• _Requirements_
Go through the entries below and retype them exactly, omitting each picture.

(Dataset records)
........
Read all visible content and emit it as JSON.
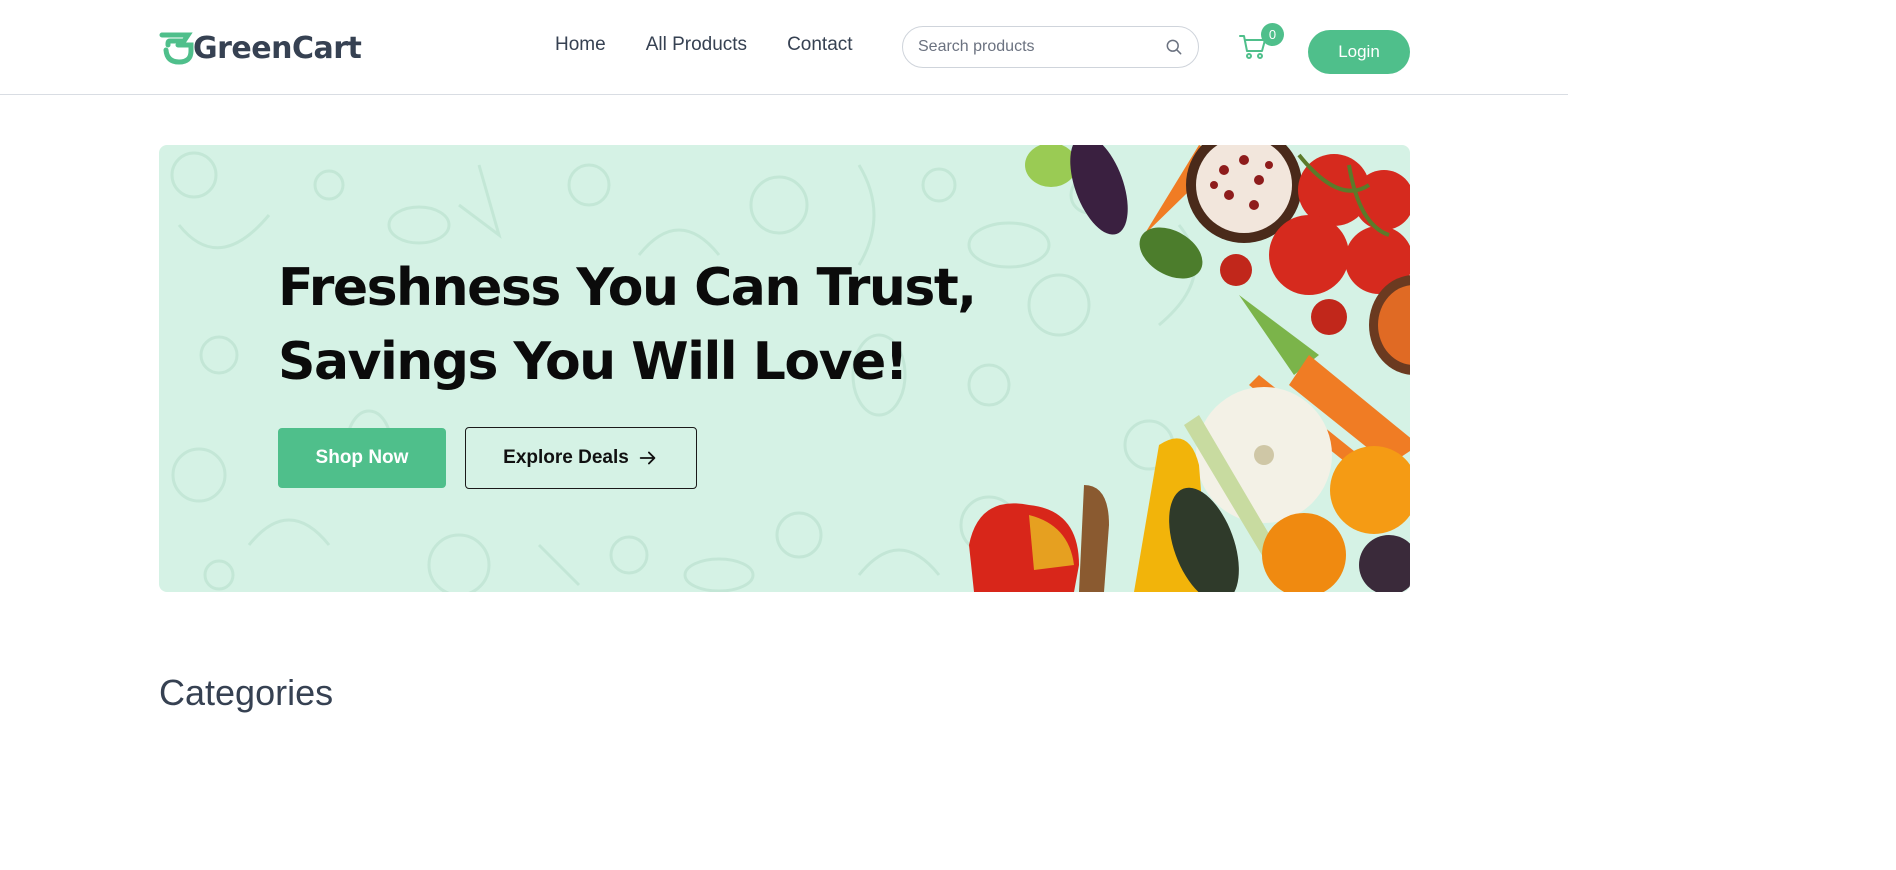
{
  "brand": {
    "name": "GreenCart",
    "logo_icon": "greencart-g-logo",
    "accent": "#4fbf8b"
  },
  "nav": {
    "links": [
      {
        "label": "Home"
      },
      {
        "label": "All Products"
      },
      {
        "label": "Contact"
      }
    ],
    "search": {
      "placeholder": "Search products",
      "icon": "search-icon"
    },
    "cart": {
      "icon": "cart-icon",
      "count": "0"
    },
    "login_label": "Login"
  },
  "hero": {
    "title_line1": "Freshness You Can Trust,",
    "title_line2": "Savings You Will Love!",
    "primary_button": "Shop Now",
    "secondary_button": "Explore Deals",
    "background": "#d5f2e5"
  },
  "sections": {
    "categories_title": "Categories"
  }
}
........
• _Final result_
Read all visible content and emit it as JSON.
{
  "brand": {
    "name": "GreenCart",
    "logo_icon": "greencart-g-logo",
    "accent": "#4fbf8b"
  },
  "nav": {
    "links": [
      {
        "label": "Home"
      },
      {
        "label": "All Products"
      },
      {
        "label": "Contact"
      }
    ],
    "search": {
      "placeholder": "Search products",
      "icon": "search-icon"
    },
    "cart": {
      "icon": "cart-icon",
      "count": "0"
    },
    "login_label": "Login"
  },
  "hero": {
    "title_line1": "Freshness You Can Trust,",
    "title_line2": "Savings You Will Love!",
    "primary_button": "Shop Now",
    "secondary_button": "Explore Deals",
    "background": "#d5f2e5"
  },
  "sections": {
    "categories_title": "Categories"
  }
}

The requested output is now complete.